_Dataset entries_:

_ _ _

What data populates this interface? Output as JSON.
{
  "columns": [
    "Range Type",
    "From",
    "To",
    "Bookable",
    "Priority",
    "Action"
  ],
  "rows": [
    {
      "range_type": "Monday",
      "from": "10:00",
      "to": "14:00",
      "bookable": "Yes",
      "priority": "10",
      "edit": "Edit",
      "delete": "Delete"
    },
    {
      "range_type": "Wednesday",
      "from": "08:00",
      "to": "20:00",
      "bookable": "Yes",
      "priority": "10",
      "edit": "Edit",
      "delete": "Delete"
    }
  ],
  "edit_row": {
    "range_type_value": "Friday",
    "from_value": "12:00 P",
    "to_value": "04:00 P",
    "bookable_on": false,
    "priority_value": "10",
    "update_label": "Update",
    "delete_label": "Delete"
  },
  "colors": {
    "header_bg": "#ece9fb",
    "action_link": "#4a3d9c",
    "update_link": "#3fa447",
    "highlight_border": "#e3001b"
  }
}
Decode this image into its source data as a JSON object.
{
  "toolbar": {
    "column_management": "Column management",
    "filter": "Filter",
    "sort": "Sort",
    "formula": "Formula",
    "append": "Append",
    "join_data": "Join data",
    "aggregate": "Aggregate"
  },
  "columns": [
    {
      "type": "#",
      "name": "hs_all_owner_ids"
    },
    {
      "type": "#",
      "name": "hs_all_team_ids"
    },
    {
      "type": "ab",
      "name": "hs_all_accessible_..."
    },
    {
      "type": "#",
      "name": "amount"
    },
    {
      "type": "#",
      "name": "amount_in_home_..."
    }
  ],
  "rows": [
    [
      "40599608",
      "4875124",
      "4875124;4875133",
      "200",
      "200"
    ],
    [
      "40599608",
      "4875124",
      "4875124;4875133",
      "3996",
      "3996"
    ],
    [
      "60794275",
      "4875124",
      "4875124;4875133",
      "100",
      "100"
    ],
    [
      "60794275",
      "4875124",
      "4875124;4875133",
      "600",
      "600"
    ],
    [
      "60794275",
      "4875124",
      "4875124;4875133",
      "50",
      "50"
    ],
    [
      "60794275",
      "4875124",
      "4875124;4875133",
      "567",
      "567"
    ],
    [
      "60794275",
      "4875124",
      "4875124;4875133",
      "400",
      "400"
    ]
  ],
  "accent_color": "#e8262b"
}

_ _ _

_Given task_: All of the records must be retyped exactly as they are.

_Answer to the exercise_:
What data populates this interface? Output as JSON.
{
  "columns": [
    "Range Type",
    "From",
    "To",
    "Bookable",
    "Priority",
    "Action"
  ],
  "rows": [
    {
      "range_type": "Monday",
      "from": "10:00",
      "to": "14:00",
      "bookable": "Yes",
      "priority": "10",
      "edit": "Edit",
      "delete": "Delete"
    },
    {
      "range_type": "Wednesday",
      "from": "08:00",
      "to": "20:00",
      "bookable": "Yes",
      "priority": "10",
      "edit": "Edit",
      "delete": "Delete"
    }
  ],
  "edit_row": {
    "range_type_value": "Friday",
    "from_value": "12:00 P",
    "to_value": "04:00 P",
    "bookable_on": false,
    "priority_value": "10",
    "update_label": "Update",
    "delete_label": "Delete"
  },
  "colors": {
    "header_bg": "#ece9fb",
    "action_link": "#4a3d9c",
    "update_link": "#3fa447",
    "highlight_border": "#e3001b"
  }
}
Decode this image into its source data as a JSON object.
{
  "toolbar": {
    "column_management": "Column management",
    "filter": "Filter",
    "sort": "Sort",
    "formula": "Formula",
    "append": "Append",
    "join_data": "Join data",
    "aggregate": "Aggregate"
  },
  "columns": [
    {
      "type": "#",
      "name": "hs_all_owner_ids"
    },
    {
      "type": "#",
      "name": "hs_all_team_ids"
    },
    {
      "type": "ab",
      "name": "hs_all_accessible_..."
    },
    {
      "type": "#",
      "name": "amount"
    },
    {
      "type": "#",
      "name": "amount_in_home_..."
    }
  ],
  "rows": [
    [
      "40599608",
      "4875124",
      "4875124;4875133",
      "200",
      "200"
    ],
    [
      "40599608",
      "4875124",
      "4875124;4875133",
      "3996",
      "3996"
    ],
    [
      "60794275",
      "4875124",
      "4875124;4875133",
      "100",
      "100"
    ],
    [
      "60794275",
      "4875124",
      "4875124;4875133",
      "600",
      "600"
    ],
    [
      "60794275",
      "4875124",
      "4875124;4875133",
      "50",
      "50"
    ],
    [
      "60794275",
      "4875124",
      "4875124;4875133",
      "567",
      "567"
    ],
    [
      "60794275",
      "4875124",
      "4875124;4875133",
      "400",
      "400"
    ]
  ],
  "accent_color": "#e8262b"
}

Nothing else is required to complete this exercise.